Given exercise
For each line of the data below that holds "stars", copy the line.

*** Dataset extract ***

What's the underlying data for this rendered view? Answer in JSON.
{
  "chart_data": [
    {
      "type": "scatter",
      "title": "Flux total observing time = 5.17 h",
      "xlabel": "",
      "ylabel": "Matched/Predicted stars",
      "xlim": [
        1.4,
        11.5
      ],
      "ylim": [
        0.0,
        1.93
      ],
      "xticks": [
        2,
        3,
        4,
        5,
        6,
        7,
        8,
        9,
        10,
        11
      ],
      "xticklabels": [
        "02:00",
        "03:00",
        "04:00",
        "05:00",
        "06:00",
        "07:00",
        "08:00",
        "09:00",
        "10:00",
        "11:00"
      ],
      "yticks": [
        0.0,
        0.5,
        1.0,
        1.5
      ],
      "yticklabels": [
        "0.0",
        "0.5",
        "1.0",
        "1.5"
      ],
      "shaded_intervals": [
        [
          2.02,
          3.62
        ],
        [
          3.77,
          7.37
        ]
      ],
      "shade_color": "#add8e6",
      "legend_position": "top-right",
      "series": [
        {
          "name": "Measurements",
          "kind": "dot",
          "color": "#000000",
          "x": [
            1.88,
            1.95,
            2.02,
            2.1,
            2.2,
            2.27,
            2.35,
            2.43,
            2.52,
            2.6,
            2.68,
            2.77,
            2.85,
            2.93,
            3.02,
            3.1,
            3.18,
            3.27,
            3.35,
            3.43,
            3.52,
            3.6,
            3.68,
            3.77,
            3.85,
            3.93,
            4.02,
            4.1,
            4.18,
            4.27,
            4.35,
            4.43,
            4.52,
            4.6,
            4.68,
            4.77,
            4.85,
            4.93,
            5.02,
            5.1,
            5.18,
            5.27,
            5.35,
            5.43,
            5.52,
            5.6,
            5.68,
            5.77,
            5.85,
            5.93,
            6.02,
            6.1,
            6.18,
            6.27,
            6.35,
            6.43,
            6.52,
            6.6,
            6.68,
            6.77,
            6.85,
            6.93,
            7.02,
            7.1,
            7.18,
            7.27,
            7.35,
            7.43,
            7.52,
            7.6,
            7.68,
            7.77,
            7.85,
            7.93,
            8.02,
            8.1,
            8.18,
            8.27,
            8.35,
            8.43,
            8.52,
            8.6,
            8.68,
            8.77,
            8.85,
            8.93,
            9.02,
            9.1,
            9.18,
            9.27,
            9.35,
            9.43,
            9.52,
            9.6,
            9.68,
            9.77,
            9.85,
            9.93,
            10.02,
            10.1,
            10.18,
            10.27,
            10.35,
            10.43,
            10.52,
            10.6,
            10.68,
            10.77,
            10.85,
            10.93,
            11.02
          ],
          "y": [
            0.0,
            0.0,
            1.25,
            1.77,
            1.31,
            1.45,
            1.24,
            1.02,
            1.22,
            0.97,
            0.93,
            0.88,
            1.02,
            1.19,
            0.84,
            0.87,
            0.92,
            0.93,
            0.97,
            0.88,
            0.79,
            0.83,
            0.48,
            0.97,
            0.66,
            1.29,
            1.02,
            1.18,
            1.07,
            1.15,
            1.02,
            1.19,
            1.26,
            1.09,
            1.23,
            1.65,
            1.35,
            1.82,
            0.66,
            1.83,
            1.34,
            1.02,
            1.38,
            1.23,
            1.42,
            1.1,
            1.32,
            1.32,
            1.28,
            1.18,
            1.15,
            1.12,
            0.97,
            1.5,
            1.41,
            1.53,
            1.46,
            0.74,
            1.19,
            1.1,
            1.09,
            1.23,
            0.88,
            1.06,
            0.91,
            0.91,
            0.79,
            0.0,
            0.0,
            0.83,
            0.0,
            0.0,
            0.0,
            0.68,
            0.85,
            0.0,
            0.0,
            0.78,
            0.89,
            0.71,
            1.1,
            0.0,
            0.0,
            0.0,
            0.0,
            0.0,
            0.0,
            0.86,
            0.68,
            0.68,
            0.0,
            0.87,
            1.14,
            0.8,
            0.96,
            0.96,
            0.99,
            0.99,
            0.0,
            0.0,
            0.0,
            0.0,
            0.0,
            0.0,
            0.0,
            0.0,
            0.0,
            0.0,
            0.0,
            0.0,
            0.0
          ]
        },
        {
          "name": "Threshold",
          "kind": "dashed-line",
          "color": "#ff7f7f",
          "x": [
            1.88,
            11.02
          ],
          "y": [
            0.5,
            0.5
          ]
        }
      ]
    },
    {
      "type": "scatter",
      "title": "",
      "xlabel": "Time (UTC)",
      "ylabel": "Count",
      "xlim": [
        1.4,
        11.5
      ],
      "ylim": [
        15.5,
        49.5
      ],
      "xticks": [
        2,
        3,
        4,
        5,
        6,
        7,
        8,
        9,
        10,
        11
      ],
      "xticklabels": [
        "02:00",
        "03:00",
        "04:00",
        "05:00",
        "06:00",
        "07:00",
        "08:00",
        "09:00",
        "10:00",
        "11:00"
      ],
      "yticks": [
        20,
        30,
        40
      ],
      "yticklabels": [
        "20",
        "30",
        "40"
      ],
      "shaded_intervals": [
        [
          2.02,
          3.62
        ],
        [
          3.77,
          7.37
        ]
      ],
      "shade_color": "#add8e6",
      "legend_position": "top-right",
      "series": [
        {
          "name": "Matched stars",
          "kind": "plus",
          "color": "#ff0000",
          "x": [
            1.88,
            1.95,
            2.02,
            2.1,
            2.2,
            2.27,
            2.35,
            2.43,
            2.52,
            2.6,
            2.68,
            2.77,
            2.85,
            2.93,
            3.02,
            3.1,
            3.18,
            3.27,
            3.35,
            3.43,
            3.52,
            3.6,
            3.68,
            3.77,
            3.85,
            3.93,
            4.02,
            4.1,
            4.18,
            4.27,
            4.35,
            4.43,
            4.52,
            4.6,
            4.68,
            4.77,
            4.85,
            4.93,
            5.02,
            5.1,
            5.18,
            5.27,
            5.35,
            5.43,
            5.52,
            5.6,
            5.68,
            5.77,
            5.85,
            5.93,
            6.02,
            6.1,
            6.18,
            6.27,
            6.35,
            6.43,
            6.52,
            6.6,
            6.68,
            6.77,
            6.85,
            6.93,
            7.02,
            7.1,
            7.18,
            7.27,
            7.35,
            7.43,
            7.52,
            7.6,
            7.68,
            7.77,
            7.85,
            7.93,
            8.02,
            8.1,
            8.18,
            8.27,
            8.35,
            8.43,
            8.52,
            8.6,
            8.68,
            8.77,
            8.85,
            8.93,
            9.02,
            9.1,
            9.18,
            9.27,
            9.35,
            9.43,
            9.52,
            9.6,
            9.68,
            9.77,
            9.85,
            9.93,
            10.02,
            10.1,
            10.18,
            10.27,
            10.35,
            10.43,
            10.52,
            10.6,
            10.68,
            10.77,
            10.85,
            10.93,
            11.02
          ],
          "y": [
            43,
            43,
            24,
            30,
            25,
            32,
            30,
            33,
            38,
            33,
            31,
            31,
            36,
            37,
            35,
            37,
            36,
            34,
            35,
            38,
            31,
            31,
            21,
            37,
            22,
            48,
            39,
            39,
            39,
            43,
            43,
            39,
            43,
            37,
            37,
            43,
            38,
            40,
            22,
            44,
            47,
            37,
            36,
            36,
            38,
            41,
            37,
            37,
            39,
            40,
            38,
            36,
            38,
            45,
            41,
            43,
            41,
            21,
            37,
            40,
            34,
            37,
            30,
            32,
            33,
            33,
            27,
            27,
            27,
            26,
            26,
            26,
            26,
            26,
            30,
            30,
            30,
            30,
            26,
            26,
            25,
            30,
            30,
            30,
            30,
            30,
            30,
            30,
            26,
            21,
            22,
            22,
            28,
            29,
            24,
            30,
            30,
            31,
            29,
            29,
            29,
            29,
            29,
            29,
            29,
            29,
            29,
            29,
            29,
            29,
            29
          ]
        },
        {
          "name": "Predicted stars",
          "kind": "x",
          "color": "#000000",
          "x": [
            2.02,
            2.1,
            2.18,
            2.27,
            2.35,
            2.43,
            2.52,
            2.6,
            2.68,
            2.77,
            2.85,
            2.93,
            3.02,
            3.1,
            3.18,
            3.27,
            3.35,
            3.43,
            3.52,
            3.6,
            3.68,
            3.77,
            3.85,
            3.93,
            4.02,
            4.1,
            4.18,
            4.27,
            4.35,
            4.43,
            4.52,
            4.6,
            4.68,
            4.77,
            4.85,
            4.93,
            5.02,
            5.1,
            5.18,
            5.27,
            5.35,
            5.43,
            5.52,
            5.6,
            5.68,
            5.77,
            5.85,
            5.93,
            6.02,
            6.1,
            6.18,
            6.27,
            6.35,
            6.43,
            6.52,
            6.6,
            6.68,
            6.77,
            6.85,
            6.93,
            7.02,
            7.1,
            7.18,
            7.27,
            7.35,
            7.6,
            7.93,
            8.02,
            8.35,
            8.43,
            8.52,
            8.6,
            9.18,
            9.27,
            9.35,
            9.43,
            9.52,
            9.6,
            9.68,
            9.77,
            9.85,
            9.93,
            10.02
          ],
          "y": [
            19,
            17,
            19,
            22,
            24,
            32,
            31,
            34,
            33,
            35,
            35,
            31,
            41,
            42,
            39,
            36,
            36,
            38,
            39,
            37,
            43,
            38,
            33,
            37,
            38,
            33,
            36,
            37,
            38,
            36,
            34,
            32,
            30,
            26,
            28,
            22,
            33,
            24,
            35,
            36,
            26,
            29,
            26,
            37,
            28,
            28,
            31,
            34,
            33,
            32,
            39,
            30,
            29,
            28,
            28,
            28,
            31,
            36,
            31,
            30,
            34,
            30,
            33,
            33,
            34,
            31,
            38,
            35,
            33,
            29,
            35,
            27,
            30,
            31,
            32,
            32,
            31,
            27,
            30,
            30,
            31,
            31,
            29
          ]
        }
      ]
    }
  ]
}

***

Written solution
      "ylabel": "Matched/Predicted stars",
          "name": "Matched stars",
          "name": "Predicted stars",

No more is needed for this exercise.